[Data excerpts]
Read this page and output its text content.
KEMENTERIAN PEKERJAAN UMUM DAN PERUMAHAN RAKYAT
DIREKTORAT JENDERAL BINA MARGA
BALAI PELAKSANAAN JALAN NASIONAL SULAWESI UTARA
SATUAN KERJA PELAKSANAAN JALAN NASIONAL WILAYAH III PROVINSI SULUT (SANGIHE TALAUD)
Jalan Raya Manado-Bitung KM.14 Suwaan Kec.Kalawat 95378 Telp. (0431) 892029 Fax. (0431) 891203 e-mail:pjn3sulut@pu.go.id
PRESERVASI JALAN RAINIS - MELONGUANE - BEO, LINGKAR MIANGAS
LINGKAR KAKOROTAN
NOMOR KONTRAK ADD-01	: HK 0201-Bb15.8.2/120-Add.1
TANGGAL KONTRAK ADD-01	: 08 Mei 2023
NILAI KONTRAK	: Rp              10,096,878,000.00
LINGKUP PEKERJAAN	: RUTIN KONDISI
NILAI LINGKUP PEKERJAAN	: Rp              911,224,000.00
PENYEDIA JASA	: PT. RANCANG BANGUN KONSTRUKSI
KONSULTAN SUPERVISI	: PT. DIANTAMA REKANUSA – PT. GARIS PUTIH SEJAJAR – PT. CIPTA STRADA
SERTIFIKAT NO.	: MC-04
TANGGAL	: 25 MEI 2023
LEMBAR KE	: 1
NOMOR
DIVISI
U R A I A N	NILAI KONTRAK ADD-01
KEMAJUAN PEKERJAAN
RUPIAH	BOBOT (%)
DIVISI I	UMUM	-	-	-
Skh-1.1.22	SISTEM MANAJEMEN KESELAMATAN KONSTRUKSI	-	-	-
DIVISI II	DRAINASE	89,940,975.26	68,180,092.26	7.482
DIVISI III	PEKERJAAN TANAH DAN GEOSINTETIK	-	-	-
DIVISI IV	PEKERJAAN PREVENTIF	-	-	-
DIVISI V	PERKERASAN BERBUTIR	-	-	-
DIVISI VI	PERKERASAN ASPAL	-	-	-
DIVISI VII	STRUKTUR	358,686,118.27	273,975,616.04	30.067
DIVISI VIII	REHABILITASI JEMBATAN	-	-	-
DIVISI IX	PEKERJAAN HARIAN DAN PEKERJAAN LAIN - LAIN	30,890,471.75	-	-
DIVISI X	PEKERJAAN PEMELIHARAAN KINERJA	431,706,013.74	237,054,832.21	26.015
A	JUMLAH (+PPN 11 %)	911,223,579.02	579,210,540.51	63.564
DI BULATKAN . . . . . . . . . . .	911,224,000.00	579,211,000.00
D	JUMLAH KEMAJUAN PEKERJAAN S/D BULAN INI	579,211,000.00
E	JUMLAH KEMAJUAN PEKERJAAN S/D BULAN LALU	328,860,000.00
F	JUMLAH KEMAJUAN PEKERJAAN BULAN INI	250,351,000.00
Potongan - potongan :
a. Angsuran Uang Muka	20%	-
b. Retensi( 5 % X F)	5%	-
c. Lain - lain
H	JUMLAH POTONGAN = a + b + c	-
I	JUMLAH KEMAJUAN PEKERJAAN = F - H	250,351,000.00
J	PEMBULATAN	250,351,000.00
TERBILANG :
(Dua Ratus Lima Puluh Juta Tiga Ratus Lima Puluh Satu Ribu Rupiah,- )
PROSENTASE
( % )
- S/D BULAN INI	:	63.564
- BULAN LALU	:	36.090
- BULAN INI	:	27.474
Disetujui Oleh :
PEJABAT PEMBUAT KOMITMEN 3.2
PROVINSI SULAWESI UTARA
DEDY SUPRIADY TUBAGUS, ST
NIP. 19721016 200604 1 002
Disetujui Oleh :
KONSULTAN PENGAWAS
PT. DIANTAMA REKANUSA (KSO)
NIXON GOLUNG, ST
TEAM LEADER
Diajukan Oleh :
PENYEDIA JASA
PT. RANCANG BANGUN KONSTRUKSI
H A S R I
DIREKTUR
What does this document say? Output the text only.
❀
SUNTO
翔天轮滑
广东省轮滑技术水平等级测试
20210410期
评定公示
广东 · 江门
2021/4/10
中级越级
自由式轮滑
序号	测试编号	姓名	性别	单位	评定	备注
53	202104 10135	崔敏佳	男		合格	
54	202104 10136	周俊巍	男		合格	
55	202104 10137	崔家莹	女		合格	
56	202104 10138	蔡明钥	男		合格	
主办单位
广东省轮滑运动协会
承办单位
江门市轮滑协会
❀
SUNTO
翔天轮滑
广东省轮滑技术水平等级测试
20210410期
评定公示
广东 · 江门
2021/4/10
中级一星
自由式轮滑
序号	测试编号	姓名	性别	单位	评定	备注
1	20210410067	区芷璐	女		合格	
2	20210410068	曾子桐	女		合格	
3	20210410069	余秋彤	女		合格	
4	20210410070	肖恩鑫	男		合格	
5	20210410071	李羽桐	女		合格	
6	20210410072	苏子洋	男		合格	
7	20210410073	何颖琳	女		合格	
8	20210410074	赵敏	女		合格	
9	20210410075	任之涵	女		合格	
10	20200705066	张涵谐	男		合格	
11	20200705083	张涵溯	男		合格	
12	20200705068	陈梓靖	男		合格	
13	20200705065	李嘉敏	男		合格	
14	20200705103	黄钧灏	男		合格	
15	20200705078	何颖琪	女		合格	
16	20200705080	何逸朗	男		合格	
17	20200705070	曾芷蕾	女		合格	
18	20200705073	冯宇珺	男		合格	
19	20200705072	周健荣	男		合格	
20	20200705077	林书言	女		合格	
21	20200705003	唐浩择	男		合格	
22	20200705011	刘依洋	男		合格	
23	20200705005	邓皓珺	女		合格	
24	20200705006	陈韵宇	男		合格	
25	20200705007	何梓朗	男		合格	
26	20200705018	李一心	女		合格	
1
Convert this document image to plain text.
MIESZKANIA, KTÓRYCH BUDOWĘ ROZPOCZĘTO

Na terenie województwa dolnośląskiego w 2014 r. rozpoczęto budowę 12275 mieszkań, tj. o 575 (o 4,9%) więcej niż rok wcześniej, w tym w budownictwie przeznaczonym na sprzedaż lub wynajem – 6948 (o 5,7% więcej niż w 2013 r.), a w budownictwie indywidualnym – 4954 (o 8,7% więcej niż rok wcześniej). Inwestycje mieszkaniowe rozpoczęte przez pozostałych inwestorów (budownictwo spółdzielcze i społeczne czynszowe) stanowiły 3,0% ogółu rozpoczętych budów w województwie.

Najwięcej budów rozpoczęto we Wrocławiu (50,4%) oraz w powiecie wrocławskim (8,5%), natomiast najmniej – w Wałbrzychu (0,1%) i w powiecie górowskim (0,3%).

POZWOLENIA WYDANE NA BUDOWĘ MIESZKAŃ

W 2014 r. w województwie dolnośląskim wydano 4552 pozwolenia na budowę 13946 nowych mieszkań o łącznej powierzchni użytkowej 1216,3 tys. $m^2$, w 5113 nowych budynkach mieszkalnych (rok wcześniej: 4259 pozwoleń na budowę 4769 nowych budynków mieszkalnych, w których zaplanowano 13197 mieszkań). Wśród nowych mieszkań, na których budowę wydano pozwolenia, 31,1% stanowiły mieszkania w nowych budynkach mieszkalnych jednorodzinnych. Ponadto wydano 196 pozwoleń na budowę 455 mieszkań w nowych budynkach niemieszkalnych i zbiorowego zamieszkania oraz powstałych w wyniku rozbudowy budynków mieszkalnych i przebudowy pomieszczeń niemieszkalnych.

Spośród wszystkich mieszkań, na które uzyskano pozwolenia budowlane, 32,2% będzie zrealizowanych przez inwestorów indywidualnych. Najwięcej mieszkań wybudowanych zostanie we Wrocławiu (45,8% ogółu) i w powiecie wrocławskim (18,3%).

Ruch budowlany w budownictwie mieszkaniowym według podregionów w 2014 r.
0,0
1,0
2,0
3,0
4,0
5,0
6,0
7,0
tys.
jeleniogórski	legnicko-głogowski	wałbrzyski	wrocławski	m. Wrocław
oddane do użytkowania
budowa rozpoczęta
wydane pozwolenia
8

__Task directions__. Tally the lines in this data that hold the word "budów" and state only the count.

__The answer__. 2